(WHAT THE EXERCISE ASKS): From the listing below, extract every line in which the word "ODPADKOV" appears.
-- START OF ENTRIES --
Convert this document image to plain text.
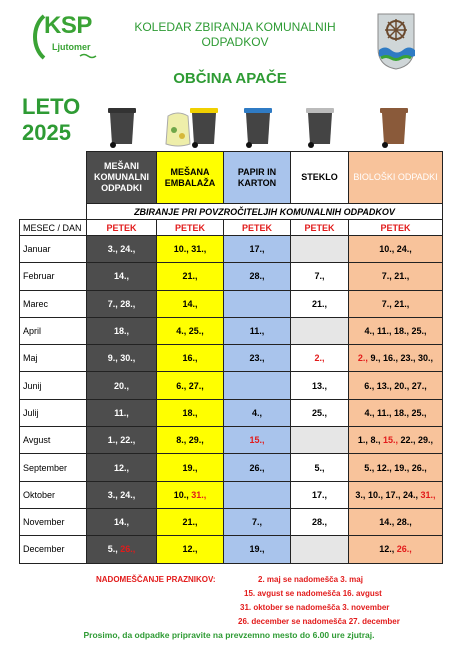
KSP
Ljutomer
KOLEDAR ZBIRANJA KOMUNALNIH
ODPADKOV
OBČINA APAČE
LETO
2025
	MEŠANI KOMUNALNI ODPADKI	MEŠANA EMBALAŽA	PAPIR IN KARTON	STEKLO	BIOLOŠKI ODPADKI
	ZBIRANJE PRI POVZROČITELJIH KOMUNALNIH ODPADKOV				
MESEC / DAN	PETEK	PETEK	PETEK	PETEK	PETEK
Januar	3., 24.,	10., 31.,	17.,		10., 24.,
Februar	14.,	21.,	28.,	7.,	7., 21.,
Marec	7., 28.,	14.,		21.,	7., 21.,
April	18.,	4., 25.,	11.,		4., 11., 18., 25.,
Maj	9., 30.,	16.,	23.,	2.,	2., 9., 16., 23., 30.,
Junij	20.,	6., 27.,		13.,	6., 13., 20., 27.,
Julij	11.,	18.,	4.,	25.,	4., 11., 18., 25.,
Avgust	1., 22.,	8., 29.,	15.,		1., 8., 15., 22., 29.,
September	12.,	19.,	26.,	5.,	5., 12., 19., 26.,
Oktober	3., 24.,	10., 31.,		17.,	3., 10., 17., 24., 31.,
November	14.,	21.,	7.,	28.,	14., 28.,
December	5., 26.,	12.,	19.,		12., 26.,
NADOMEŠČANJE PRAZNIKOV:	2. maj se nadomešča 3. maj
15. avgust se nadomešča 16. avgust
31. oktober se nadomešča 3. november
26. december se nadomešča 27. december
Prosimo, da odpadke pripravite na prevzemno mesto do 6.00 ure zjutraj.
-- END OF ENTRIES --
(FULL RESPONSE):
ODPADKOV
	ZBIRANJE PRI POVZROČITELJIH KOMUNALNIH ODPADKOV				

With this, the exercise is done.